Omitting all pictures, copy word for word the lines from the line containing "Convert this document image to plain text." through the final line of the entries.

----

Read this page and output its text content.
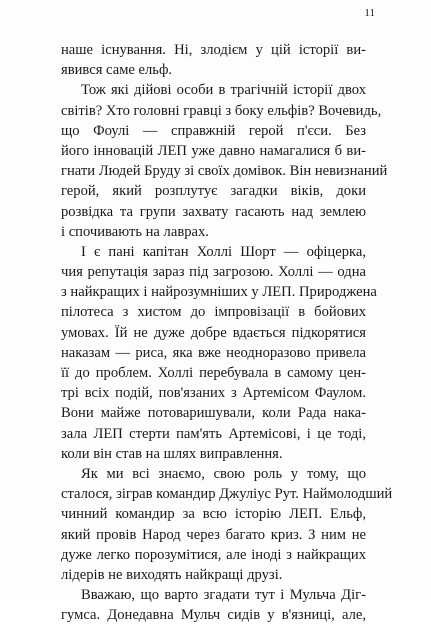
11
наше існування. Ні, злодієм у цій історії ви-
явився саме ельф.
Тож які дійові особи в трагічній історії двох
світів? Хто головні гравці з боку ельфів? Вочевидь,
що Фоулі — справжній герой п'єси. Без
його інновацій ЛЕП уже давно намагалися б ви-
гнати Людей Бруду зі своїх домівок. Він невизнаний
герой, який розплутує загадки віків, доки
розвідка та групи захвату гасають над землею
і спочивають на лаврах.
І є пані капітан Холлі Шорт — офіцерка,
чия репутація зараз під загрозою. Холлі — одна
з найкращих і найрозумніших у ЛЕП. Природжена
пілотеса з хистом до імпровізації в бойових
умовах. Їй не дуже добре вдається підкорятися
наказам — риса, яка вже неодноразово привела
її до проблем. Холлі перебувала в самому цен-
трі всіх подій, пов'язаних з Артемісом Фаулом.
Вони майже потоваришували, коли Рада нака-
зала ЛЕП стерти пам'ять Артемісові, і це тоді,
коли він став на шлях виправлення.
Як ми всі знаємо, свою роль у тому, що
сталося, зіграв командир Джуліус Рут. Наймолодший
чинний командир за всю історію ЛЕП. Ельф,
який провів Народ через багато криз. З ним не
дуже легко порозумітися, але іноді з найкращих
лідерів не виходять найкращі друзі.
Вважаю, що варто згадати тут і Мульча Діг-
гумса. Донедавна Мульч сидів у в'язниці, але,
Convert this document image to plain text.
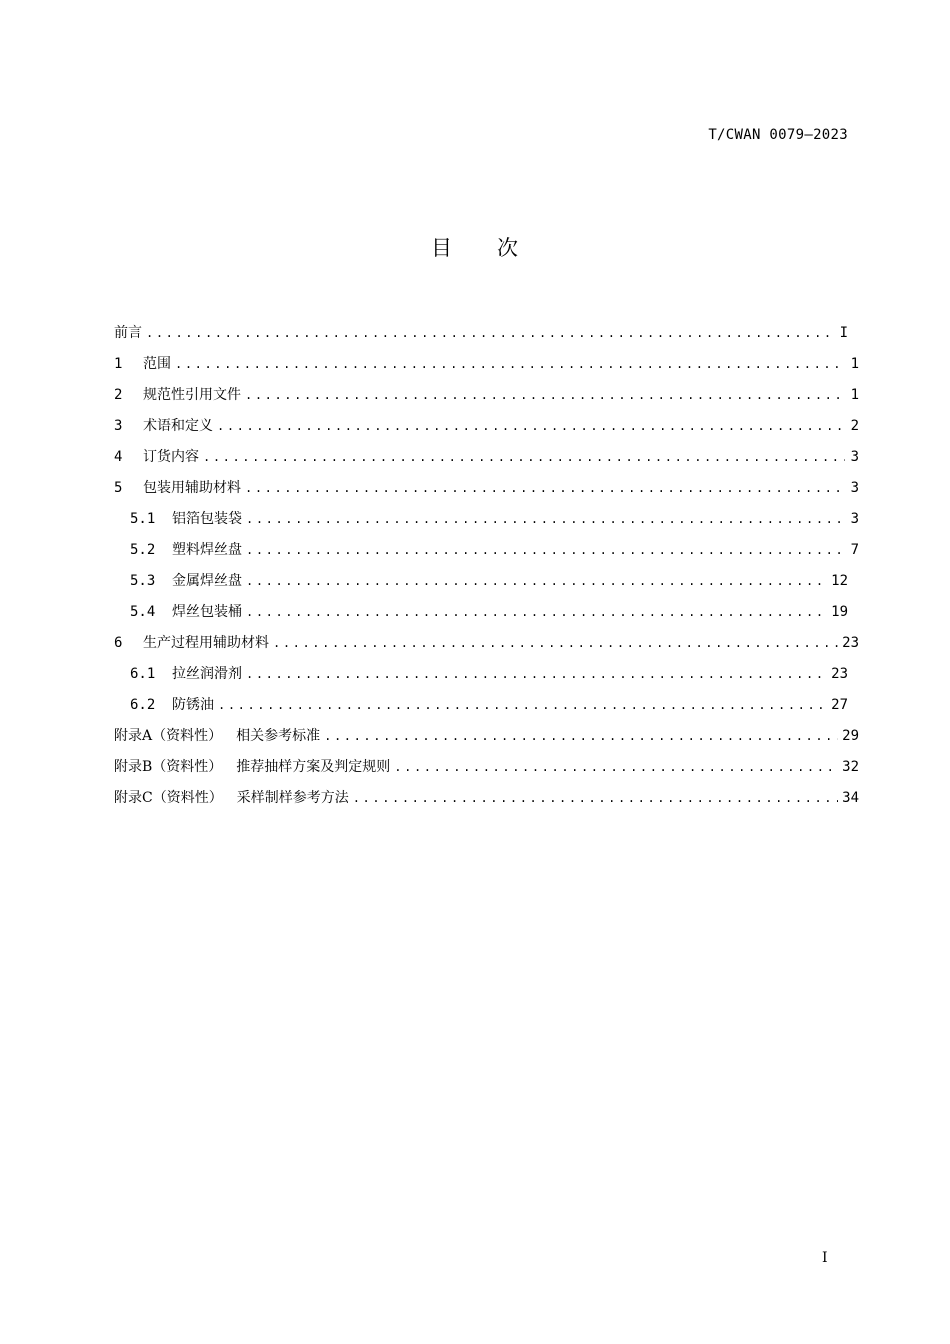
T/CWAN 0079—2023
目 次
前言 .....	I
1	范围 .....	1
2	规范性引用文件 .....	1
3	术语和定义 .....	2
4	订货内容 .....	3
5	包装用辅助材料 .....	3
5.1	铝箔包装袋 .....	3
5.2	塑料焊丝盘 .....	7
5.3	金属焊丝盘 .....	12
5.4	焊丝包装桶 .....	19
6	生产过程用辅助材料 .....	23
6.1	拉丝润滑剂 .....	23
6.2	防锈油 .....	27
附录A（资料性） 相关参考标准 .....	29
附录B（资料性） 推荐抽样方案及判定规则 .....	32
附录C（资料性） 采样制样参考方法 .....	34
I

----

▸ **Solution for this task**:
Convert this document image to plain text.
T/CWAN 0079—2023
目 次
前言 .....	I
1	范围 .....	1
2	规范性引用文件 .....	1
3	术语和定义 .....	2
4	订货内容 .....	3
5	包装用辅助材料 .....	3
5.1	铝箔包装袋 .....	3
5.2	塑料焊丝盘 .....	7
5.3	金属焊丝盘 .....	12
5.4	焊丝包装桶 .....	19
6	生产过程用辅助材料 .....	23
6.1	拉丝润滑剂 .....	23
6.2	防锈油 .....	27
附录A（资料性） 相关参考标准 .....	29
附录B（资料性） 推荐抽样方案及判定规则 .....	32
附录C（资料性） 采样制样参考方法 .....	34
I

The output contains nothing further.